■ **EXERCISE**: Print the listing below exactly.
## Begin
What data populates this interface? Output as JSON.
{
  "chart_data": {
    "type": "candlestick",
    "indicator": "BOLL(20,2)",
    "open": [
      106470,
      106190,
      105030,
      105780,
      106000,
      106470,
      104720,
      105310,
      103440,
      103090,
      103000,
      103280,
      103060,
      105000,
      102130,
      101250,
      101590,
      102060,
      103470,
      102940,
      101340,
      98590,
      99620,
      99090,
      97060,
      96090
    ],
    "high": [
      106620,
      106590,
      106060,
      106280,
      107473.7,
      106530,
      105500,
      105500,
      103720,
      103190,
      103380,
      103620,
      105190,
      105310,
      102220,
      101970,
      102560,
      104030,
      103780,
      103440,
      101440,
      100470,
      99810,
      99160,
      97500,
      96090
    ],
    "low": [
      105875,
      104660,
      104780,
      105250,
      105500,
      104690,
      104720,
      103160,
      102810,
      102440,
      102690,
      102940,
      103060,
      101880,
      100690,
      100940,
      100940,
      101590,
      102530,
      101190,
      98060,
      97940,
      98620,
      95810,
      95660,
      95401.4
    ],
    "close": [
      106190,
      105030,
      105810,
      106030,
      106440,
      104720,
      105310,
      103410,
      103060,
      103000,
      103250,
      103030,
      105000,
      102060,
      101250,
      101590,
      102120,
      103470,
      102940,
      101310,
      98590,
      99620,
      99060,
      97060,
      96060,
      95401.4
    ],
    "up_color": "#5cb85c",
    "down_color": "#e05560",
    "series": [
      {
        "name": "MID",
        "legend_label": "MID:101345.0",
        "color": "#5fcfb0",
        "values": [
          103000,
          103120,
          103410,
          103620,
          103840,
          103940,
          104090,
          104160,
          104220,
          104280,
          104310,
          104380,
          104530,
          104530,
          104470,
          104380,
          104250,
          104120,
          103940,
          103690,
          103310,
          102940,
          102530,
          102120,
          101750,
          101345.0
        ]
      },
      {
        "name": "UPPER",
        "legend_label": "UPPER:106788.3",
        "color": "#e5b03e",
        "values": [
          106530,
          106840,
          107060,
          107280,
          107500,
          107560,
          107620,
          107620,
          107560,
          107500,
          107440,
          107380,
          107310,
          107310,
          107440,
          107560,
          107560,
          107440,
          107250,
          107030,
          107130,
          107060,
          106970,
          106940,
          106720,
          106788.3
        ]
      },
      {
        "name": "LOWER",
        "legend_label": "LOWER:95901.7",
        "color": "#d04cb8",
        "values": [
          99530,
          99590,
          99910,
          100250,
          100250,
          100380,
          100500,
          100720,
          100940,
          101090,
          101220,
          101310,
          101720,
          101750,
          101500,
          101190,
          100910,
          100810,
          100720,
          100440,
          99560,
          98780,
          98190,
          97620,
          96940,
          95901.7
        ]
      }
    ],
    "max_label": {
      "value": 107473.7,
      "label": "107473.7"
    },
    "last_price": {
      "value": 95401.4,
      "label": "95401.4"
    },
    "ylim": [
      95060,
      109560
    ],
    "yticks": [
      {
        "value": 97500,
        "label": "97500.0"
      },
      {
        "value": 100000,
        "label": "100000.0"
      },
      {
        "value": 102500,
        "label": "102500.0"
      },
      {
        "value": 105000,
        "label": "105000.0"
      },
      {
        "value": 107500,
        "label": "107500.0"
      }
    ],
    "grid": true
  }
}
## End
■ **EXERCISE ANSWER**:
What data populates this interface? Output as JSON.
{
  "chart_data": {
    "type": "candlestick",
    "indicator": "BOLL(20,2)",
    "open": [
      106470,
      106190,
      105030,
      105780,
      106000,
      106470,
      104720,
      105310,
      103440,
      103090,
      103000,
      103280,
      103060,
      105000,
      102130,
      101250,
      101590,
      102060,
      103470,
      102940,
      101340,
      98590,
      99620,
      99090,
      97060,
      96090
    ],
    "high": [
      106620,
      106590,
      106060,
      106280,
      107473.7,
      106530,
      105500,
      105500,
      103720,
      103190,
      103380,
      103620,
      105190,
      105310,
      102220,
      101970,
      102560,
      104030,
      103780,
      103440,
      101440,
      100470,
      99810,
      99160,
      97500,
      96090
    ],
    "low": [
      105875,
      104660,
      104780,
      105250,
      105500,
      104690,
      104720,
      103160,
      102810,
      102440,
      102690,
      102940,
      103060,
      101880,
      100690,
      100940,
      100940,
      101590,
      102530,
      101190,
      98060,
      97940,
      98620,
      95810,
      95660,
      95401.4
    ],
    "close": [
      106190,
      105030,
      105810,
      106030,
      106440,
      104720,
      105310,
      103410,
      103060,
      103000,
      103250,
      103030,
      105000,
      102060,
      101250,
      101590,
      102120,
      103470,
      102940,
      101310,
      98590,
      99620,
      99060,
      97060,
      96060,
      95401.4
    ],
    "up_color": "#5cb85c",
    "down_color": "#e05560",
    "series": [
      {
        "name": "MID",
        "legend_label": "MID:101345.0",
        "color": "#5fcfb0",
        "values": [
          103000,
          103120,
          103410,
          103620,
          103840,
          103940,
          104090,
          104160,
          104220,
          104280,
          104310,
          104380,
          104530,
          104530,
          104470,
          104380,
          104250,
          104120,
          103940,
          103690,
          103310,
          102940,
          102530,
          102120,
          101750,
          101345.0
        ]
      },
      {
        "name": "UPPER",
        "legend_label": "UPPER:106788.3",
        "color": "#e5b03e",
        "values": [
          106530,
          106840,
          107060,
          107280,
          107500,
          107560,
          107620,
          107620,
          107560,
          107500,
          107440,
          107380,
          107310,
          107310,
          107440,
          107560,
          107560,
          107440,
          107250,
          107030,
          107130,
          107060,
          106970,
          106940,
          106720,
          106788.3
        ]
      },
      {
        "name": "LOWER",
        "legend_label": "LOWER:95901.7",
        "color": "#d04cb8",
        "values": [
          99530,
          99590,
          99910,
          100250,
          100250,
          100380,
          100500,
          100720,
          100940,
          101090,
          101220,
          101310,
          101720,
          101750,
          101500,
          101190,
          100910,
          100810,
          100720,
          100440,
          99560,
          98780,
          98190,
          97620,
          96940,
          95901.7
        ]
      }
    ],
    "max_label": {
      "value": 107473.7,
      "label": "107473.7"
    },
    "last_price": {
      "value": 95401.4,
      "label": "95401.4"
    },
    "ylim": [
      95060,
      109560
    ],
    "yticks": [
      {
        "value": 97500,
        "label": "97500.0"
      },
      {
        "value": 100000,
        "label": "100000.0"
      },
      {
        "value": 102500,
        "label": "102500.0"
      },
      {
        "value": 105000,
        "label": "105000.0"
      },
      {
        "value": 107500,
        "label": "107500.0"
      }
    ],
    "grid": true
  }
}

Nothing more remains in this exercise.